§ **PROMPT**: Write out each line of the material again, word for word.

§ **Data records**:
** begin **

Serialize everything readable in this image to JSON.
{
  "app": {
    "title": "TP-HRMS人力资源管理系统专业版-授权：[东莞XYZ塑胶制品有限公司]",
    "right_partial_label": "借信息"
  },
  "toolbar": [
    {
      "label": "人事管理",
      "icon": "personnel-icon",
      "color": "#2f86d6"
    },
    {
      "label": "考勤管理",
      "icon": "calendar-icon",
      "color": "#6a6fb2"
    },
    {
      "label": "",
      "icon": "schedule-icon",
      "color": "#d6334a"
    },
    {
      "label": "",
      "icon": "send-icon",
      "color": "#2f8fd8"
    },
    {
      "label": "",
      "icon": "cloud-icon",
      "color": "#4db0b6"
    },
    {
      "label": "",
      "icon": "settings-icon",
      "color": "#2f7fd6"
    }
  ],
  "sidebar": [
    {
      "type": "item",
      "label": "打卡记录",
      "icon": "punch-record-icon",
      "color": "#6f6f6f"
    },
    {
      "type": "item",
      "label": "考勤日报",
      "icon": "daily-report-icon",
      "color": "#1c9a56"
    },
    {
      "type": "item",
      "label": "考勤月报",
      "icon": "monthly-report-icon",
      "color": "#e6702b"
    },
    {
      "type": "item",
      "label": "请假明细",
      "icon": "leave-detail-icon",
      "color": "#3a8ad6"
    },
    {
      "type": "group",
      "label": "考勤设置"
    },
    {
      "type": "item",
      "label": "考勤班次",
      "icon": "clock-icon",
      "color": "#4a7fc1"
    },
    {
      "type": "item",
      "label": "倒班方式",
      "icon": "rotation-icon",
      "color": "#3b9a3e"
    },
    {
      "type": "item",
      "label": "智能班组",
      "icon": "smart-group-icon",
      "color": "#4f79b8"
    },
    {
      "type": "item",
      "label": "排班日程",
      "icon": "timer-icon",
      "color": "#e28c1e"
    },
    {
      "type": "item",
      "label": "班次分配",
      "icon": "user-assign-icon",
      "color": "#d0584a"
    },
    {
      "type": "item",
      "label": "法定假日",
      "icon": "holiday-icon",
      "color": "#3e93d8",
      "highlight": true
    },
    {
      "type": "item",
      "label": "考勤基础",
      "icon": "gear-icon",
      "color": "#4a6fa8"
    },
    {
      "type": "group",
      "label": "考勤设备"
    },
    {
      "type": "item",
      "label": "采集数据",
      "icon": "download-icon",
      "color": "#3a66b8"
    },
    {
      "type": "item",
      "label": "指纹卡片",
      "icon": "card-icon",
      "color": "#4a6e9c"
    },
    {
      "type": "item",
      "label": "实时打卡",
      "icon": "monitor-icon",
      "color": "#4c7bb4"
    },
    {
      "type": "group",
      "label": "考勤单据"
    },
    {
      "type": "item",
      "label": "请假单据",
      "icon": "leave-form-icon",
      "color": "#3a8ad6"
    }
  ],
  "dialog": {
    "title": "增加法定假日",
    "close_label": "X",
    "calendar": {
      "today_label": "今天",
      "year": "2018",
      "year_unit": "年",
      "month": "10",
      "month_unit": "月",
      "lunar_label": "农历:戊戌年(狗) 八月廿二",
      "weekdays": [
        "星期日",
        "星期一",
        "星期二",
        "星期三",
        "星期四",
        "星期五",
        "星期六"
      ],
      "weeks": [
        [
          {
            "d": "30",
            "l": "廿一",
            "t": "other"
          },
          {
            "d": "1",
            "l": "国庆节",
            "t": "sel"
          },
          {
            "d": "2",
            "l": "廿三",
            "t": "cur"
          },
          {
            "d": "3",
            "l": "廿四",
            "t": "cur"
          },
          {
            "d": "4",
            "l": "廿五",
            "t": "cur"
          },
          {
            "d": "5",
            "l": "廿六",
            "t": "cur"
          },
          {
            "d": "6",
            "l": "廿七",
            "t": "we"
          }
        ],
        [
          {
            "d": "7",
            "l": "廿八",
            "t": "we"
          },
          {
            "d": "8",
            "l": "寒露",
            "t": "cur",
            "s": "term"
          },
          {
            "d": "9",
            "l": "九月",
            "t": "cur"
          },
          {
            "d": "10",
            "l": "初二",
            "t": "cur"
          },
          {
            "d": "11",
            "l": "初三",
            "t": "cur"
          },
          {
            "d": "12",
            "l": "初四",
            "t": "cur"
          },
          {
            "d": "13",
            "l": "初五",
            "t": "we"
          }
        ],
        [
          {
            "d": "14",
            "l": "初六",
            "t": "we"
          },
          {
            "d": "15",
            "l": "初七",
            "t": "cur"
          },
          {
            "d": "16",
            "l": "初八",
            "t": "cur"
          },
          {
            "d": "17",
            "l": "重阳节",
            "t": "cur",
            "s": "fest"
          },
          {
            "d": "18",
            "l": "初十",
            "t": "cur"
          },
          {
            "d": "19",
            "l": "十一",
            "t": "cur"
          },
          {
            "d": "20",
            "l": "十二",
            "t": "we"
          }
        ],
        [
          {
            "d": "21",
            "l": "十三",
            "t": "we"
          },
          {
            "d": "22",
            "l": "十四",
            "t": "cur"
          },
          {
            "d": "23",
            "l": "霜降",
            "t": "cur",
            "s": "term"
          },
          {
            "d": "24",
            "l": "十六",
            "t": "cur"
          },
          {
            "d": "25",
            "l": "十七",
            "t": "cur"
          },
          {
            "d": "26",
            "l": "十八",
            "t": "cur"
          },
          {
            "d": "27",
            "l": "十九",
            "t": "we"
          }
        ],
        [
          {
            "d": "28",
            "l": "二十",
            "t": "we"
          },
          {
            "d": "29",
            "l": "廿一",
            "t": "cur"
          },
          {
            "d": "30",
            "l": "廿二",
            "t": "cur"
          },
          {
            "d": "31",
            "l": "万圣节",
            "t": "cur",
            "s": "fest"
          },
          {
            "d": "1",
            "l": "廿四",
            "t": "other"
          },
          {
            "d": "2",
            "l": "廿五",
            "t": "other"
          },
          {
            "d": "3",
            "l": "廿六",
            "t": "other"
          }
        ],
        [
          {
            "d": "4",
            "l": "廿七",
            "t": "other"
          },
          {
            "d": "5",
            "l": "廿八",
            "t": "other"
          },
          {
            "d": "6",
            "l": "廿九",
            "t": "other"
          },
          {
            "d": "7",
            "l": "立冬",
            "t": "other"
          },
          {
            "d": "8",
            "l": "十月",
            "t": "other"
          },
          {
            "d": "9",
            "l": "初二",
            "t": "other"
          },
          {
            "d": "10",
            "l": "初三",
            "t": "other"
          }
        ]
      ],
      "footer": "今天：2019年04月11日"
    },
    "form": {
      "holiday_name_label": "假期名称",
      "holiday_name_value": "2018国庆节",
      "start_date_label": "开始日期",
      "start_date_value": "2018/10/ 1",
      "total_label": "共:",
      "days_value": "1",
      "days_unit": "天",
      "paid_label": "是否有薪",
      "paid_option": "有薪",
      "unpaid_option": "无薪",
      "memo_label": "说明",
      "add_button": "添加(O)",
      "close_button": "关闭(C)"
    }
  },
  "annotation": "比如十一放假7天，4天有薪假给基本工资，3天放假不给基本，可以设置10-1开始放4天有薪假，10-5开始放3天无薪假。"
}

** end **

§ **FULL RESPONSE**:
Serialize everything readable in this image to JSON.
{
  "app": {
    "title": "TP-HRMS人力资源管理系统专业版-授权：[东莞XYZ塑胶制品有限公司]",
    "right_partial_label": "借信息"
  },
  "toolbar": [
    {
      "label": "人事管理",
      "icon": "personnel-icon",
      "color": "#2f86d6"
    },
    {
      "label": "考勤管理",
      "icon": "calendar-icon",
      "color": "#6a6fb2"
    },
    {
      "label": "",
      "icon": "schedule-icon",
      "color": "#d6334a"
    },
    {
      "label": "",
      "icon": "send-icon",
      "color": "#2f8fd8"
    },
    {
      "label": "",
      "icon": "cloud-icon",
      "color": "#4db0b6"
    },
    {
      "label": "",
      "icon": "settings-icon",
      "color": "#2f7fd6"
    }
  ],
  "sidebar": [
    {
      "type": "item",
      "label": "打卡记录",
      "icon": "punch-record-icon",
      "color": "#6f6f6f"
    },
    {
      "type": "item",
      "label": "考勤日报",
      "icon": "daily-report-icon",
      "color": "#1c9a56"
    },
    {
      "type": "item",
      "label": "考勤月报",
      "icon": "monthly-report-icon",
      "color": "#e6702b"
    },
    {
      "type": "item",
      "label": "请假明细",
      "icon": "leave-detail-icon",
      "color": "#3a8ad6"
    },
    {
      "type": "group",
      "label": "考勤设置"
    },
    {
      "type": "item",
      "label": "考勤班次",
      "icon": "clock-icon",
      "color": "#4a7fc1"
    },
    {
      "type": "item",
      "label": "倒班方式",
      "icon": "rotation-icon",
      "color": "#3b9a3e"
    },
    {
      "type": "item",
      "label": "智能班组",
      "icon": "smart-group-icon",
      "color": "#4f79b8"
    },
    {
      "type": "item",
      "label": "排班日程",
      "icon": "timer-icon",
      "color": "#e28c1e"
    },
    {
      "type": "item",
      "label": "班次分配",
      "icon": "user-assign-icon",
      "color": "#d0584a"
    },
    {
      "type": "item",
      "label": "法定假日",
      "icon": "holiday-icon",
      "color": "#3e93d8",
      "highlight": true
    },
    {
      "type": "item",
      "label": "考勤基础",
      "icon": "gear-icon",
      "color": "#4a6fa8"
    },
    {
      "type": "group",
      "label": "考勤设备"
    },
    {
      "type": "item",
      "label": "采集数据",
      "icon": "download-icon",
      "color": "#3a66b8"
    },
    {
      "type": "item",
      "label": "指纹卡片",
      "icon": "card-icon",
      "color": "#4a6e9c"
    },
    {
      "type": "item",
      "label": "实时打卡",
      "icon": "monitor-icon",
      "color": "#4c7bb4"
    },
    {
      "type": "group",
      "label": "考勤单据"
    },
    {
      "type": "item",
      "label": "请假单据",
      "icon": "leave-form-icon",
      "color": "#3a8ad6"
    }
  ],
  "dialog": {
    "title": "增加法定假日",
    "close_label": "X",
    "calendar": {
      "today_label": "今天",
      "year": "2018",
      "year_unit": "年",
      "month": "10",
      "month_unit": "月",
      "lunar_label": "农历:戊戌年(狗) 八月廿二",
      "weekdays": [
        "星期日",
        "星期一",
        "星期二",
        "星期三",
        "星期四",
        "星期五",
        "星期六"
      ],
      "weeks": [
        [
          {
            "d": "30",
            "l": "廿一",
            "t": "other"
          },
          {
            "d": "1",
            "l": "国庆节",
            "t": "sel"
          },
          {
            "d": "2",
            "l": "廿三",
            "t": "cur"
          },
          {
            "d": "3",
            "l": "廿四",
            "t": "cur"
          },
          {
            "d": "4",
            "l": "廿五",
            "t": "cur"
          },
          {
            "d": "5",
            "l": "廿六",
            "t": "cur"
          },
          {
            "d": "6",
            "l": "廿七",
            "t": "we"
          }
        ],
        [
          {
            "d": "7",
            "l": "廿八",
            "t": "we"
          },
          {
            "d": "8",
            "l": "寒露",
            "t": "cur",
            "s": "term"
          },
          {
            "d": "9",
            "l": "九月",
            "t": "cur"
          },
          {
            "d": "10",
            "l": "初二",
            "t": "cur"
          },
          {
            "d": "11",
            "l": "初三",
            "t": "cur"
          },
          {
            "d": "12",
            "l": "初四",
            "t": "cur"
          },
          {
            "d": "13",
            "l": "初五",
            "t": "we"
          }
        ],
        [
          {
            "d": "14",
            "l": "初六",
            "t": "we"
          },
          {
            "d": "15",
            "l": "初七",
            "t": "cur"
          },
          {
            "d": "16",
            "l": "初八",
            "t": "cur"
          },
          {
            "d": "17",
            "l": "重阳节",
            "t": "cur",
            "s": "fest"
          },
          {
            "d": "18",
            "l": "初十",
            "t": "cur"
          },
          {
            "d": "19",
            "l": "十一",
            "t": "cur"
          },
          {
            "d": "20",
            "l": "十二",
            "t": "we"
          }
        ],
        [
          {
            "d": "21",
            "l": "十三",
            "t": "we"
          },
          {
            "d": "22",
            "l": "十四",
            "t": "cur"
          },
          {
            "d": "23",
            "l": "霜降",
            "t": "cur",
            "s": "term"
          },
          {
            "d": "24",
            "l": "十六",
            "t": "cur"
          },
          {
            "d": "25",
            "l": "十七",
            "t": "cur"
          },
          {
            "d": "26",
            "l": "十八",
            "t": "cur"
          },
          {
            "d": "27",
            "l": "十九",
            "t": "we"
          }
        ],
        [
          {
            "d": "28",
            "l": "二十",
            "t": "we"
          },
          {
            "d": "29",
            "l": "廿一",
            "t": "cur"
          },
          {
            "d": "30",
            "l": "廿二",
            "t": "cur"
          },
          {
            "d": "31",
            "l": "万圣节",
            "t": "cur",
            "s": "fest"
          },
          {
            "d": "1",
            "l": "廿四",
            "t": "other"
          },
          {
            "d": "2",
            "l": "廿五",
            "t": "other"
          },
          {
            "d": "3",
            "l": "廿六",
            "t": "other"
          }
        ],
        [
          {
            "d": "4",
            "l": "廿七",
            "t": "other"
          },
          {
            "d": "5",
            "l": "廿八",
            "t": "other"
          },
          {
            "d": "6",
            "l": "廿九",
            "t": "other"
          },
          {
            "d": "7",
            "l": "立冬",
            "t": "other"
          },
          {
            "d": "8",
            "l": "十月",
            "t": "other"
          },
          {
            "d": "9",
            "l": "初二",
            "t": "other"
          },
          {
            "d": "10",
            "l": "初三",
            "t": "other"
          }
        ]
      ],
      "footer": "今天：2019年04月11日"
    },
    "form": {
      "holiday_name_label": "假期名称",
      "holiday_name_value": "2018国庆节",
      "start_date_label": "开始日期",
      "start_date_value": "2018/10/ 1",
      "total_label": "共:",
      "days_value": "1",
      "days_unit": "天",
      "paid_label": "是否有薪",
      "paid_option": "有薪",
      "unpaid_option": "无薪",
      "memo_label": "说明",
      "add_button": "添加(O)",
      "close_button": "关闭(C)"
    }
  },
  "annotation": "比如十一放假7天，4天有薪假给基本工资，3天放假不给基本，可以设置10-1开始放4天有薪假，10-5开始放3天无薪假。"
}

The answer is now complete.